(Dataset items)
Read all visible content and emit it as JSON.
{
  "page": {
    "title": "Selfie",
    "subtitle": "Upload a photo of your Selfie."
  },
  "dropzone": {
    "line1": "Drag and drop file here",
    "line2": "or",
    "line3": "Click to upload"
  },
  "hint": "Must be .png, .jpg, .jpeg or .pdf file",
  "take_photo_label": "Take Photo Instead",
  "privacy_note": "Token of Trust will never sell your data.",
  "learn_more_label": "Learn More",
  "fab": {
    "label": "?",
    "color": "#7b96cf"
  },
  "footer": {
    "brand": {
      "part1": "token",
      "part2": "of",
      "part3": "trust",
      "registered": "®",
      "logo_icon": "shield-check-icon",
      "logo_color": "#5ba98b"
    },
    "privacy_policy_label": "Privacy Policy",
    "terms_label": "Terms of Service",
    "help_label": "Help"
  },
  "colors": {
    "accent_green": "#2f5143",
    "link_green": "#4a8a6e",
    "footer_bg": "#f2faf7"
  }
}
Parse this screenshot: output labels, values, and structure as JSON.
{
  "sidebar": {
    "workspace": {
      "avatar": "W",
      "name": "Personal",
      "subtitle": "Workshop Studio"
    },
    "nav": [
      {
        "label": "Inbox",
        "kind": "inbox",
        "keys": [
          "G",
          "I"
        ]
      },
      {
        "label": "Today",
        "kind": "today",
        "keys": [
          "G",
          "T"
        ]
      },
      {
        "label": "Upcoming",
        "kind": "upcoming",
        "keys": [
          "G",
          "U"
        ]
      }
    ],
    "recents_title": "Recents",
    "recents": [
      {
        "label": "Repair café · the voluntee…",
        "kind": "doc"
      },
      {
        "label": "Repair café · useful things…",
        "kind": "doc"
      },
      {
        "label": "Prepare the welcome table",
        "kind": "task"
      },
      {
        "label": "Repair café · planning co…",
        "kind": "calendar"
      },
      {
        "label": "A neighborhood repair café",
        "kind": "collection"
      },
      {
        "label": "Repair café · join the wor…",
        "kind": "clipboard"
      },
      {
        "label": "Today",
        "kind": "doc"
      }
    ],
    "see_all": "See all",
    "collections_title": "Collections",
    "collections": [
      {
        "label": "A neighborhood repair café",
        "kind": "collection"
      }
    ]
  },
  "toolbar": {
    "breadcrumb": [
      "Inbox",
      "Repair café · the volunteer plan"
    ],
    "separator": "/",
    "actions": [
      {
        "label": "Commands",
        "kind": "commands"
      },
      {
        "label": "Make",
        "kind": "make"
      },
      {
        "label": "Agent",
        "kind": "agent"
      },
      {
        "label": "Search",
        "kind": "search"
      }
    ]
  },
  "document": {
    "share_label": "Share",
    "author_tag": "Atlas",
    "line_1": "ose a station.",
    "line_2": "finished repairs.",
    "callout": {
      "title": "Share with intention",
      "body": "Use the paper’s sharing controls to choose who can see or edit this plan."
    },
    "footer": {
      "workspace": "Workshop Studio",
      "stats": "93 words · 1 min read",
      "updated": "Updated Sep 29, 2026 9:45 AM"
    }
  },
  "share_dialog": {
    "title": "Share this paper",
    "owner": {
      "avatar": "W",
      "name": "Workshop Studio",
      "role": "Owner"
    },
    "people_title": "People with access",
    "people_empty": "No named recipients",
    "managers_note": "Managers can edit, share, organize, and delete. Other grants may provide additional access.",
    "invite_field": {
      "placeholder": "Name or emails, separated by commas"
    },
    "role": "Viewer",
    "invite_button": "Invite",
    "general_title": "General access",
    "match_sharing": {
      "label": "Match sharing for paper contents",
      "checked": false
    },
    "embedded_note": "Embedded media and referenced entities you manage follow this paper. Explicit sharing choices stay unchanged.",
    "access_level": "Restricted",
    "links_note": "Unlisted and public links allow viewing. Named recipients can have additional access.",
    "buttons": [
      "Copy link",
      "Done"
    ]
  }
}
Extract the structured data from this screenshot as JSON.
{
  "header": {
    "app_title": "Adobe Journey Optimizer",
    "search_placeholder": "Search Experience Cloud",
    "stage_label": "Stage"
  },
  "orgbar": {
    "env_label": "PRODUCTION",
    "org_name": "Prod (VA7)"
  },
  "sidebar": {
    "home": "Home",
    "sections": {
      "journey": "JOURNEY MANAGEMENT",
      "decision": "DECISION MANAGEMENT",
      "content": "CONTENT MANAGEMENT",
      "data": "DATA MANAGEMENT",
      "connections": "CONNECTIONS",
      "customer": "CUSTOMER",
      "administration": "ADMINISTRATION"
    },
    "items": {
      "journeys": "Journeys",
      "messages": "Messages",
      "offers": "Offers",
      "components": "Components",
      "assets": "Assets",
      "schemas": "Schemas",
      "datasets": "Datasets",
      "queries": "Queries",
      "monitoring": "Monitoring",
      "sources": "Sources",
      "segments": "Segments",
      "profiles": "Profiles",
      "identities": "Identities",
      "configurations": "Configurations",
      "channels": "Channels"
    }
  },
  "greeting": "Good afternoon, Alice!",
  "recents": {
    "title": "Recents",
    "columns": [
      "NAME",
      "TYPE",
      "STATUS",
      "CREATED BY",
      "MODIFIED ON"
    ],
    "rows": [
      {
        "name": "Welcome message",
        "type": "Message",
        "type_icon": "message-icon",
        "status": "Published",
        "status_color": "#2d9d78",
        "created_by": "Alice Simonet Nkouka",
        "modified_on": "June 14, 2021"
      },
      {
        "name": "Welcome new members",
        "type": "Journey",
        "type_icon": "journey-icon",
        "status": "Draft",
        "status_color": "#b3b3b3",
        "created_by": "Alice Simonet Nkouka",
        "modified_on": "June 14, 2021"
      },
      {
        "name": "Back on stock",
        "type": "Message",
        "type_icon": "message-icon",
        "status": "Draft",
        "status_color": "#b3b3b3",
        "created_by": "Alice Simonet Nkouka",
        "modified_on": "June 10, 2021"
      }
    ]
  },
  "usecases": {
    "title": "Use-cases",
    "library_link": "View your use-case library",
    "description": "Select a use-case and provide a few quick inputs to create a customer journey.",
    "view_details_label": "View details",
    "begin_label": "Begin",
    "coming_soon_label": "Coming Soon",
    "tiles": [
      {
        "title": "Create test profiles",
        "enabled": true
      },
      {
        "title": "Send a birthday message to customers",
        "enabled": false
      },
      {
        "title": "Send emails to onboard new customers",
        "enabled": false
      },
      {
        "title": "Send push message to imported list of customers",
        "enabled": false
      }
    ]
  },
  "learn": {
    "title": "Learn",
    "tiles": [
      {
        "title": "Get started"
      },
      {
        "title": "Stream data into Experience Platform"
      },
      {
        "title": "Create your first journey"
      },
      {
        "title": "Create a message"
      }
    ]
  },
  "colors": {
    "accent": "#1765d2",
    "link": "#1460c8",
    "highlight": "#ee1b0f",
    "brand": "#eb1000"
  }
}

# Stated goal:
Show the lines of the data that hold the word "Workshop".

# Result of this task:
      "subtitle": "Workshop Studio"
      "workspace": "Workshop Studio",
      "name": "Workshop Studio",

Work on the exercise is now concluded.